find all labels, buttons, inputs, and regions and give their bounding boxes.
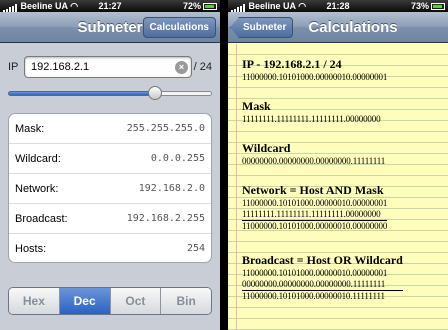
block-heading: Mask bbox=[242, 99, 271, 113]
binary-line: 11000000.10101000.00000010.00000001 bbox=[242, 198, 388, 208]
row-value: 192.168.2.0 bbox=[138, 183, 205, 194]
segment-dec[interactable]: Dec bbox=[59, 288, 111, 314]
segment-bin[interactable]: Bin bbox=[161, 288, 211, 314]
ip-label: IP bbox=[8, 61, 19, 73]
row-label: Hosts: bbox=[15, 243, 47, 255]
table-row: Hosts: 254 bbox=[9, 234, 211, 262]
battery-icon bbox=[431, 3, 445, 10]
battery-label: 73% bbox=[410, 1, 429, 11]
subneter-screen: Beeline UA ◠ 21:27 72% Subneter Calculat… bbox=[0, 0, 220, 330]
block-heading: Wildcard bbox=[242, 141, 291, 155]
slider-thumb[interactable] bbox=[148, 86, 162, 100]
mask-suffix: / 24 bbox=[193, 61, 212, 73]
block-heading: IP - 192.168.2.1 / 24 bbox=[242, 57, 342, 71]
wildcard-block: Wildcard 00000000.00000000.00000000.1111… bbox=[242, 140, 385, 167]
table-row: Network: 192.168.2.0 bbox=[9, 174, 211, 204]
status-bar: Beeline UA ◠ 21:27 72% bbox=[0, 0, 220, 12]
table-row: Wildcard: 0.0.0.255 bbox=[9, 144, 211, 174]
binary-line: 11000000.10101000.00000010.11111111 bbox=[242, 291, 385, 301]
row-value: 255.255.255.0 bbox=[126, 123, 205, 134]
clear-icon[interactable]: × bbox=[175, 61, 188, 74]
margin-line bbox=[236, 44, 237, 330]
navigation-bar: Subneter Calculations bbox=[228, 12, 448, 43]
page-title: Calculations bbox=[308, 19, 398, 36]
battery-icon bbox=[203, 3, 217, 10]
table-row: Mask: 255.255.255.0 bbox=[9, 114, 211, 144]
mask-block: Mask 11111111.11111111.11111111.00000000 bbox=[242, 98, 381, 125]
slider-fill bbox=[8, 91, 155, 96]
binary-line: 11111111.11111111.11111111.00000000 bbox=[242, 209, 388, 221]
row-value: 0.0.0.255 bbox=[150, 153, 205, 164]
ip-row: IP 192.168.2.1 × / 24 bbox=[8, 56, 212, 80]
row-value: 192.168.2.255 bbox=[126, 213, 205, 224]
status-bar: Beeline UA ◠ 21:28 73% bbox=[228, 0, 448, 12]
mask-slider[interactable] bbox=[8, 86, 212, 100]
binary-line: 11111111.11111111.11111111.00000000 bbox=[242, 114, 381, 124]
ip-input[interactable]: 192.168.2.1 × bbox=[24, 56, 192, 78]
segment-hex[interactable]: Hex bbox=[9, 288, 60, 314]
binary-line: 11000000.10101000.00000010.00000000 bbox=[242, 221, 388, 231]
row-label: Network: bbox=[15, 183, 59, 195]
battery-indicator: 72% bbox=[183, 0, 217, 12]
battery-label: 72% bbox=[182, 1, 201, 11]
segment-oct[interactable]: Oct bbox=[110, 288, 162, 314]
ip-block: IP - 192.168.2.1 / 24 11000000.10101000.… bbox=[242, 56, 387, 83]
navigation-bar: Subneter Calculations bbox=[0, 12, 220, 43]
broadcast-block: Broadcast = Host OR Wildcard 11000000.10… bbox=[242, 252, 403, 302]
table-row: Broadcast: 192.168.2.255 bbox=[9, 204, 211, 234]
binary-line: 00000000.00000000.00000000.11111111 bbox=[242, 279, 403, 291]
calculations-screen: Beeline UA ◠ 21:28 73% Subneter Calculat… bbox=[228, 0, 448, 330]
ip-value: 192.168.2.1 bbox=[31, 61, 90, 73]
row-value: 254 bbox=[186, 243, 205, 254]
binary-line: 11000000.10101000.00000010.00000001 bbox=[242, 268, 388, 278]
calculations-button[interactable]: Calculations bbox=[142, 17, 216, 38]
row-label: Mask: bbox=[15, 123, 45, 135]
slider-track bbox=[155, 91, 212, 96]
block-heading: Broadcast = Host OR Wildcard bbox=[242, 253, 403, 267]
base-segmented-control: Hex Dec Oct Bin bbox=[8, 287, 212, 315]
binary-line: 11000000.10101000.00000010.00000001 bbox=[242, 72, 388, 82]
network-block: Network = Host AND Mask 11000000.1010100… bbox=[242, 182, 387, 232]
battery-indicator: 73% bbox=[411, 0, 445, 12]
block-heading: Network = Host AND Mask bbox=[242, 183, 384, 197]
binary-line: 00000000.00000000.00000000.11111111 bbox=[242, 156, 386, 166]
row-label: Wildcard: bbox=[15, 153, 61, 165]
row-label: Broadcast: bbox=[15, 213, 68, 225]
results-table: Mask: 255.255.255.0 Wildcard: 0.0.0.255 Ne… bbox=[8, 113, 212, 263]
==
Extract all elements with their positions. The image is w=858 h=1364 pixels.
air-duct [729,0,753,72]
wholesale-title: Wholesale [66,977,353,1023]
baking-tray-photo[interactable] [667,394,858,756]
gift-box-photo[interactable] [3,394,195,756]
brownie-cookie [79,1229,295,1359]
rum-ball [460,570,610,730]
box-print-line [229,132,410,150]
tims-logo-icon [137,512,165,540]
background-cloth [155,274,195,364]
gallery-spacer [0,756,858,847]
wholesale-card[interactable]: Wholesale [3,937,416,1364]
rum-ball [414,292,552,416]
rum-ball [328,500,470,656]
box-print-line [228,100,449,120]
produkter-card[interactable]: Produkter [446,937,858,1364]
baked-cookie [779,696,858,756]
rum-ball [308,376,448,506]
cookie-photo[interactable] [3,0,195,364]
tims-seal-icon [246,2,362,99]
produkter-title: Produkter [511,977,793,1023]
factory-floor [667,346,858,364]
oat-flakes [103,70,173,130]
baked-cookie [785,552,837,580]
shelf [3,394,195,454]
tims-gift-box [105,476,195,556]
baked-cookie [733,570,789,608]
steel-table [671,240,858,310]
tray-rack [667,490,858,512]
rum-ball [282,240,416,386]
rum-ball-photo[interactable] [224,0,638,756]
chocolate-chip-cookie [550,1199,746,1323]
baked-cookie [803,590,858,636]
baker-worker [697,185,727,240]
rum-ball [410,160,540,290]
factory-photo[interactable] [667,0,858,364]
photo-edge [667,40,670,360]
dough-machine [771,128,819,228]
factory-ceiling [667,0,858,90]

- To be done -
Transcribe without any changes the entries that begin with the line containing "block-heading: Mask bbox=[242, 99, 271, 113]" and end with the line containing "114, 381, 124]", including both of those lines.

- Answer for the task -
block-heading: Mask bbox=[242, 99, 271, 113]
binary-line: 11000000.10101000.00000010.00000001 bbox=[242, 198, 388, 208]
row-value: 192.168.2.0 bbox=[138, 183, 205, 194]
segment-dec[interactable]: Dec bbox=[59, 288, 111, 314]
segment-bin[interactable]: Bin bbox=[161, 288, 211, 314]
ip-label: IP bbox=[8, 61, 19, 73]
row-label: Hosts: bbox=[15, 243, 47, 255]
table-row: Hosts: 254 bbox=[9, 234, 211, 262]
battery-icon bbox=[431, 3, 445, 10]
battery-label: 73% bbox=[410, 1, 429, 11]
subneter-screen: Beeline UA ◠ 21:27 72% Subneter Calculat… bbox=[0, 0, 220, 330]
block-heading: Wildcard bbox=[242, 141, 291, 155]
slider-thumb[interactable] bbox=[148, 86, 162, 100]
mask-suffix: / 24 bbox=[193, 61, 212, 73]
block-heading: IP - 192.168.2.1 / 24 bbox=[242, 57, 342, 71]
wildcard-block: Wildcard 00000000.00000000.00000000.1111… bbox=[242, 140, 385, 167]
table-row: Network: 192.168.2.0 bbox=[9, 174, 211, 204]
status-bar: Beeline UA ◠ 21:27 72% bbox=[0, 0, 220, 12]
table-row: Wildcard: 0.0.0.255 bbox=[9, 144, 211, 174]
binary-line: 11000000.10101000.00000010.11111111 bbox=[242, 291, 385, 301]
row-value: 255.255.255.0 bbox=[126, 123, 205, 134]
clear-icon[interactable]: × bbox=[175, 61, 188, 74]
margin-line bbox=[236, 44, 237, 330]
navigation-bar: Subneter Calculations bbox=[228, 12, 448, 43]
page-title: Calculations bbox=[308, 19, 398, 36]
battery-icon bbox=[203, 3, 217, 10]
table-row: Mask: 255.255.255.0 bbox=[9, 114, 211, 144]
mask-block: Mask 11111111.11111111.11111111.00000000 bbox=[242, 98, 381, 125]
slider-fill bbox=[8, 91, 155, 96]
binary-line: 11111111.11111111.11111111.00000000 bbox=[242, 209, 388, 221]
row-value: 0.0.0.255 bbox=[150, 153, 205, 164]
ip-row: IP 192.168.2.1 × / 24 bbox=[8, 56, 212, 80]
row-value: 192.168.2.255 bbox=[126, 213, 205, 224]
status-bar: Beeline UA ◠ 21:28 73% bbox=[228, 0, 448, 12]
mask-slider[interactable] bbox=[8, 86, 212, 100]
binary-line: 11111111.11111111.11111111.00000000 bbox=[242, 114, 381, 124]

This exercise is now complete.